▽
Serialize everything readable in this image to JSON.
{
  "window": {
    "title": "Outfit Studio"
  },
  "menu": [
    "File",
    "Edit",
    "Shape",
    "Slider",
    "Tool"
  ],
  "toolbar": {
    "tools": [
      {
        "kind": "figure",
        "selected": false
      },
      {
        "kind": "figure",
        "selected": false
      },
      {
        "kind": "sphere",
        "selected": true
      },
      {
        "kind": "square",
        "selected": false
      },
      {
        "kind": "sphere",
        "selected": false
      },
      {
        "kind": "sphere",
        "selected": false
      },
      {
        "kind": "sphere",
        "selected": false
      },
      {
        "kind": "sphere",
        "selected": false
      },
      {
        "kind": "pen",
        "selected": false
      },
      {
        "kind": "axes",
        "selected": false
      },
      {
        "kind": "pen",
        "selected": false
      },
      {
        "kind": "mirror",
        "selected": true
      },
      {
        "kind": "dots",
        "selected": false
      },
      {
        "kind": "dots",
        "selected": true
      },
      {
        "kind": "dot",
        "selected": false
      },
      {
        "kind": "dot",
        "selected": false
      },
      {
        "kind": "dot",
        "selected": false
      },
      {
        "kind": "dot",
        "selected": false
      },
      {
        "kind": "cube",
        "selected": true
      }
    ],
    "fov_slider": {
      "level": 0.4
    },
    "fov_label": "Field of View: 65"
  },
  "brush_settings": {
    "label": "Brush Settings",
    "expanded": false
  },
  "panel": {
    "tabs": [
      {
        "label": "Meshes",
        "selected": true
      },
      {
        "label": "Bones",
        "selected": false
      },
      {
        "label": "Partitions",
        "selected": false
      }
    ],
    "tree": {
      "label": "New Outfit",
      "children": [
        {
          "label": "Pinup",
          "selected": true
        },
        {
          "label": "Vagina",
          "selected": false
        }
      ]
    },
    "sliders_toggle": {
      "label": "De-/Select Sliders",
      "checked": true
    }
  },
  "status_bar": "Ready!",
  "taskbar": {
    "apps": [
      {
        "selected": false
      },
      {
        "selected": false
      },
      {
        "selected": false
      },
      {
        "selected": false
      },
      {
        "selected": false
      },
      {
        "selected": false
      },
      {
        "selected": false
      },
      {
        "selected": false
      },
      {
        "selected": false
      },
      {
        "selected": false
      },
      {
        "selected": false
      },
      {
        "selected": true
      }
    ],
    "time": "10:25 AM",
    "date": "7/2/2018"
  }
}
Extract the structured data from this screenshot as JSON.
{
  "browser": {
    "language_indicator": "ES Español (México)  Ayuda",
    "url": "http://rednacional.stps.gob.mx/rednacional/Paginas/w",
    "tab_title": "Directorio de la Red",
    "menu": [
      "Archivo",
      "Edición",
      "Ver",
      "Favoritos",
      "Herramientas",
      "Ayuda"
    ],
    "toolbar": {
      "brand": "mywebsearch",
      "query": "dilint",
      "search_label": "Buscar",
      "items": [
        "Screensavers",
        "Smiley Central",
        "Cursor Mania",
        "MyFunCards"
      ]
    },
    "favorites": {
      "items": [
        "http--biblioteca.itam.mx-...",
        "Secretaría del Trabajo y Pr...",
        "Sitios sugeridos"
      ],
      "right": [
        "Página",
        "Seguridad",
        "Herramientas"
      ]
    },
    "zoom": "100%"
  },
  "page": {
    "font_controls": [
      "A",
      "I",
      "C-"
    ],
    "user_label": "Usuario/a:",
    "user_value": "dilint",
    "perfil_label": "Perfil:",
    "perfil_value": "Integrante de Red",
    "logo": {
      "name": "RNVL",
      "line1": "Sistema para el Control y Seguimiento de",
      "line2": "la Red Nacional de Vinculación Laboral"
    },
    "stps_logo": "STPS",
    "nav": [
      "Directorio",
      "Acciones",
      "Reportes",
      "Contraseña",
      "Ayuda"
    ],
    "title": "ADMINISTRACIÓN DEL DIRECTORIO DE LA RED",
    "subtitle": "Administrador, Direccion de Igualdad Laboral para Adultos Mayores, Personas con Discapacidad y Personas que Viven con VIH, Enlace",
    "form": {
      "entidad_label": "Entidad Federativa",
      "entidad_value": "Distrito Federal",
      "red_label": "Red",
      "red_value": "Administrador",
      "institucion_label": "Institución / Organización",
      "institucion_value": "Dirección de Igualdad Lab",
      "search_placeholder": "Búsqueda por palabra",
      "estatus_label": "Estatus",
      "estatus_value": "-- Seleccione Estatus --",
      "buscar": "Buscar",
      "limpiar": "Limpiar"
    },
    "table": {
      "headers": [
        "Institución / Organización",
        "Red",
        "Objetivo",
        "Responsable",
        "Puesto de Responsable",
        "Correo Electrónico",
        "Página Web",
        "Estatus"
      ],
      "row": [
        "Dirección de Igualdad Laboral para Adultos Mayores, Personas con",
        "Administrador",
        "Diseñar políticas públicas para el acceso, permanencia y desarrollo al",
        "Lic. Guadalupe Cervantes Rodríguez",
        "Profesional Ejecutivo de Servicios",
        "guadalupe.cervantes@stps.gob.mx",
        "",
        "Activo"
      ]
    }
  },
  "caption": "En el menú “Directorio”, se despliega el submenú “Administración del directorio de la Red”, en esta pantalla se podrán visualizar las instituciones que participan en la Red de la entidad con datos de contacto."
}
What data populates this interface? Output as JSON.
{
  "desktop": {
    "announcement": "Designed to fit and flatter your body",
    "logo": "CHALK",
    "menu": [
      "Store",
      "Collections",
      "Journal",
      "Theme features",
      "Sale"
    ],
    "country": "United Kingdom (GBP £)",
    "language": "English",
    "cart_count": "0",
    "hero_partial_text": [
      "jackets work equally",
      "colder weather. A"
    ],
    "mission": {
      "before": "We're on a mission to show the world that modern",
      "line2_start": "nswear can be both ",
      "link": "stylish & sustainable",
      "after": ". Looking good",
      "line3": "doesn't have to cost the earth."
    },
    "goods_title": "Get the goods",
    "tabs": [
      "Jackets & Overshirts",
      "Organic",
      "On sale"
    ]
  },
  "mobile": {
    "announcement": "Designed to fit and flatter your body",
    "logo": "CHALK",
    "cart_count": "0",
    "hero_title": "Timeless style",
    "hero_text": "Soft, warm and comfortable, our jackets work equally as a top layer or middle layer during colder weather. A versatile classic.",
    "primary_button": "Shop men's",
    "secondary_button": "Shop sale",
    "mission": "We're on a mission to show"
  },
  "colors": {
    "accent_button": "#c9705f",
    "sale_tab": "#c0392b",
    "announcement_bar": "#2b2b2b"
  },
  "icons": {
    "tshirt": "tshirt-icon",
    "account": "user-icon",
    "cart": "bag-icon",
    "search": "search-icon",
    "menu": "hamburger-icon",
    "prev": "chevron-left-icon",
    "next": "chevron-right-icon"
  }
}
△
*Aim*: Emit the records above again, exactly, with no line skipped.

*Expected output*:
Serialize everything readable in this image to JSON.
{
  "window": {
    "title": "Outfit Studio"
  },
  "menu": [
    "File",
    "Edit",
    "Shape",
    "Slider",
    "Tool"
  ],
  "toolbar": {
    "tools": [
      {
        "kind": "figure",
        "selected": false
      },
      {
        "kind": "figure",
        "selected": false
      },
      {
        "kind": "sphere",
        "selected": true
      },
      {
        "kind": "square",
        "selected": false
      },
      {
        "kind": "sphere",
        "selected": false
      },
      {
        "kind": "sphere",
        "selected": false
      },
      {
        "kind": "sphere",
        "selected": false
      },
      {
        "kind": "sphere",
        "selected": false
      },
      {
        "kind": "pen",
        "selected": false
      },
      {
        "kind": "axes",
        "selected": false
      },
      {
        "kind": "pen",
        "selected": false
      },
      {
        "kind": "mirror",
        "selected": true
      },
      {
        "kind": "dots",
        "selected": false
      },
      {
        "kind": "dots",
        "selected": true
      },
      {
        "kind": "dot",
        "selected": false
      },
      {
        "kind": "dot",
        "selected": false
      },
      {
        "kind": "dot",
        "selected": false
      },
      {
        "kind": "dot",
        "selected": false
      },
      {
        "kind": "cube",
        "selected": true
      }
    ],
    "fov_slider": {
      "level": 0.4
    },
    "fov_label": "Field of View: 65"
  },
  "brush_settings": {
    "label": "Brush Settings",
    "expanded": false
  },
  "panel": {
    "tabs": [
      {
        "label": "Meshes",
        "selected": true
      },
      {
        "label": "Bones",
        "selected": false
      },
      {
        "label": "Partitions",
        "selected": false
      }
    ],
    "tree": {
      "label": "New Outfit",
      "children": [
        {
          "label": "Pinup",
          "selected": true
        },
        {
          "label": "Vagina",
          "selected": false
        }
      ]
    },
    "sliders_toggle": {
      "label": "De-/Select Sliders",
      "checked": true
    }
  },
  "status_bar": "Ready!",
  "taskbar": {
    "apps": [
      {
        "selected": false
      },
      {
        "selected": false
      },
      {
        "selected": false
      },
      {
        "selected": false
      },
      {
        "selected": false
      },
      {
        "selected": false
      },
      {
        "selected": false
      },
      {
        "selected": false
      },
      {
        "selected": false
      },
      {
        "selected": false
      },
      {
        "selected": false
      },
      {
        "selected": true
      }
    ],
    "time": "10:25 AM",
    "date": "7/2/2018"
  }
}
Extract the structured data from this screenshot as JSON.
{
  "browser": {
    "language_indicator": "ES Español (México)  Ayuda",
    "url": "http://rednacional.stps.gob.mx/rednacional/Paginas/w",
    "tab_title": "Directorio de la Red",
    "menu": [
      "Archivo",
      "Edición",
      "Ver",
      "Favoritos",
      "Herramientas",
      "Ayuda"
    ],
    "toolbar": {
      "brand": "mywebsearch",
      "query": "dilint",
      "search_label": "Buscar",
      "items": [
        "Screensavers",
        "Smiley Central",
        "Cursor Mania",
        "MyFunCards"
      ]
    },
    "favorites": {
      "items": [
        "http--biblioteca.itam.mx-...",
        "Secretaría del Trabajo y Pr...",
        "Sitios sugeridos"
      ],
      "right": [
        "Página",
        "Seguridad",
        "Herramientas"
      ]
    },
    "zoom": "100%"
  },
  "page": {
    "font_controls": [
      "A",
      "I",
      "C-"
    ],
    "user_label": "Usuario/a:",
    "user_value": "dilint",
    "perfil_label": "Perfil:",
    "perfil_value": "Integrante de Red",
    "logo": {
      "name": "RNVL",
      "line1": "Sistema para el Control y Seguimiento de",
      "line2": "la Red Nacional de Vinculación Laboral"
    },
    "stps_logo": "STPS",
    "nav": [
      "Directorio",
      "Acciones",
      "Reportes",
      "Contraseña",
      "Ayuda"
    ],
    "title": "ADMINISTRACIÓN DEL DIRECTORIO DE LA RED",
    "subtitle": "Administrador, Direccion de Igualdad Laboral para Adultos Mayores, Personas con Discapacidad y Personas que Viven con VIH, Enlace",
    "form": {
      "entidad_label": "Entidad Federativa",
      "entidad_value": "Distrito Federal",
      "red_label": "Red",
      "red_value": "Administrador",
      "institucion_label": "Institución / Organización",
      "institucion_value": "Dirección de Igualdad Lab",
      "search_placeholder": "Búsqueda por palabra",
      "estatus_label": "Estatus",
      "estatus_value": "-- Seleccione Estatus --",
      "buscar": "Buscar",
      "limpiar": "Limpiar"
    },
    "table": {
      "headers": [
        "Institución / Organización",
        "Red",
        "Objetivo",
        "Responsable",
        "Puesto de Responsable",
        "Correo Electrónico",
        "Página Web",
        "Estatus"
      ],
      "row": [
        "Dirección de Igualdad Laboral para Adultos Mayores, Personas con",
        "Administrador",
        "Diseñar políticas públicas para el acceso, permanencia y desarrollo al",
        "Lic. Guadalupe Cervantes Rodríguez",
        "Profesional Ejecutivo de Servicios",
        "guadalupe.cervantes@stps.gob.mx",
        "",
        "Activo"
      ]
    }
  },
  "caption": "En el menú “Directorio”, se despliega el submenú “Administración del directorio de la Red”, en esta pantalla se podrán visualizar las instituciones que participan en la Red de la entidad con datos de contacto."
}
What data populates this interface? Output as JSON.
{
  "desktop": {
    "announcement": "Designed to fit and flatter your body",
    "logo": "CHALK",
    "menu": [
      "Store",
      "Collections",
      "Journal",
      "Theme features",
      "Sale"
    ],
    "country": "United Kingdom (GBP £)",
    "language": "English",
    "cart_count": "0",
    "hero_partial_text": [
      "jackets work equally",
      "colder weather. A"
    ],
    "mission": {
      "before": "We're on a mission to show the world that modern",
      "line2_start": "nswear can be both ",
      "link": "stylish & sustainable",
      "after": ". Looking good",
      "line3": "doesn't have to cost the earth."
    },
    "goods_title": "Get the goods",
    "tabs": [
      "Jackets & Overshirts",
      "Organic",
      "On sale"
    ]
  },
  "mobile": {
    "announcement": "Designed to fit and flatter your body",
    "logo": "CHALK",
    "cart_count": "0",
    "hero_title": "Timeless style",
    "hero_text": "Soft, warm and comfortable, our jackets work equally as a top layer or middle layer during colder weather. A versatile classic.",
    "primary_button": "Shop men's",
    "secondary_button": "Shop sale",
    "mission": "We're on a mission to show"
  },
  "colors": {
    "accent_button": "#c9705f",
    "sale_tab": "#c0392b",
    "announcement_bar": "#2b2b2b"
  },
  "icons": {
    "tshirt": "tshirt-icon",
    "account": "user-icon",
    "cart": "bag-icon",
    "search": "search-icon",
    "menu": "hamburger-icon",
    "prev": "chevron-left-icon",
    "next": "chevron-right-icon"
  }
}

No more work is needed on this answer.